(What you have to do): Extract every line that contains the string "down".

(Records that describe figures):
━━━━━━
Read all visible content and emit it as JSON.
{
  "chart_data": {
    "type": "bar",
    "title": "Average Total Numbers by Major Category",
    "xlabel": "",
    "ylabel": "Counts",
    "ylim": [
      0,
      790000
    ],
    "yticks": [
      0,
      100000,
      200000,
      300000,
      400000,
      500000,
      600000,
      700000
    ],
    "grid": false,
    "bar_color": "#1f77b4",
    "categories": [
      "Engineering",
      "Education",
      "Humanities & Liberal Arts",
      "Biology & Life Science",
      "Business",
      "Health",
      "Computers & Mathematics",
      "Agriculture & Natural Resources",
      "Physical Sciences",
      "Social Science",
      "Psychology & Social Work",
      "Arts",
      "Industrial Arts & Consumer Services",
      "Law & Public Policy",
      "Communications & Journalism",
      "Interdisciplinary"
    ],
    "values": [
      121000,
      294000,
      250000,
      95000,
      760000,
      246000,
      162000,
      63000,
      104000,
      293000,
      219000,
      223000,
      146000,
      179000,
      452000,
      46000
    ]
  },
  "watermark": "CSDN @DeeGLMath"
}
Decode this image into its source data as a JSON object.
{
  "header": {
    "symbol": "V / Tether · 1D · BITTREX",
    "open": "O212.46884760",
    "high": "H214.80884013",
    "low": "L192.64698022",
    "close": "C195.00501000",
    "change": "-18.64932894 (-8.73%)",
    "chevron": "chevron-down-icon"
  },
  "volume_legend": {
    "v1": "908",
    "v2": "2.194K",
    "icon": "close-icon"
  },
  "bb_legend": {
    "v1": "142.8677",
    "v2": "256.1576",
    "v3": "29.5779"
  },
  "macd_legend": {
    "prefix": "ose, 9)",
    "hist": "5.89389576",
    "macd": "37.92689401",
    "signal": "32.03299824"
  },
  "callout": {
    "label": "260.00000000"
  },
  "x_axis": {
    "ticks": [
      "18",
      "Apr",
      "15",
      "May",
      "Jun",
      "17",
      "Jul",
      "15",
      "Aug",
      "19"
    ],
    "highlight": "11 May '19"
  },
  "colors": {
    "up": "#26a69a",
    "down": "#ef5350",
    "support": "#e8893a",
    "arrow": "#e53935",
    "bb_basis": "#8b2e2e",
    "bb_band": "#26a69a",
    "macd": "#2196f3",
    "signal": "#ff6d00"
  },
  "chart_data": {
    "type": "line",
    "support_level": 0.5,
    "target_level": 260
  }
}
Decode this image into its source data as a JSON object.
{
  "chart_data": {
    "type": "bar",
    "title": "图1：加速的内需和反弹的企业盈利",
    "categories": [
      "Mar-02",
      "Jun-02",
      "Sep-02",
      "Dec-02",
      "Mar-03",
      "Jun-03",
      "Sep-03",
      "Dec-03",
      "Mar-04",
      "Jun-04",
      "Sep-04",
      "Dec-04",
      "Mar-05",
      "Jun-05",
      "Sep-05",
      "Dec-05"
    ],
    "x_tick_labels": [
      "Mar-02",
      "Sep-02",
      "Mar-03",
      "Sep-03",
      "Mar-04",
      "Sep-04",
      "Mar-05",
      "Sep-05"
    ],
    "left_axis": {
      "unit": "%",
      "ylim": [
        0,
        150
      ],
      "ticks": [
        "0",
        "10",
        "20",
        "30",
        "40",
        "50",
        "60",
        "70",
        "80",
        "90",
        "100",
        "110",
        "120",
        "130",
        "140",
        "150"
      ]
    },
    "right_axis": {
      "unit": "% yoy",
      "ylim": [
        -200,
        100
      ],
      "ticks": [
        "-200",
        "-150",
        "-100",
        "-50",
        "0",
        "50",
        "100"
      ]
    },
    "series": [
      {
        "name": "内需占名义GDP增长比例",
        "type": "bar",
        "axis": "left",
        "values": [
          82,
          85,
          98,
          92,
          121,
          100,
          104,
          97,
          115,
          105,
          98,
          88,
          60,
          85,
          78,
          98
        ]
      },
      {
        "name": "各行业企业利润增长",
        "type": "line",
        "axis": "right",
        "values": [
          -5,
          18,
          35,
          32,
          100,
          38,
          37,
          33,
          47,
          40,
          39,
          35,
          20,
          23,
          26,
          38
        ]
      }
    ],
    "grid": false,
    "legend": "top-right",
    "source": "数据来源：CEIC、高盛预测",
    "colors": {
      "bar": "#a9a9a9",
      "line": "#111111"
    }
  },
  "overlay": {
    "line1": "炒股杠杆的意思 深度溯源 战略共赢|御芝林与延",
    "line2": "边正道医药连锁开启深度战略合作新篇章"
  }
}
━━━━━━
(Worked answer):
    "chevron": "chevron-down-icon"
    "down": "#ef5350",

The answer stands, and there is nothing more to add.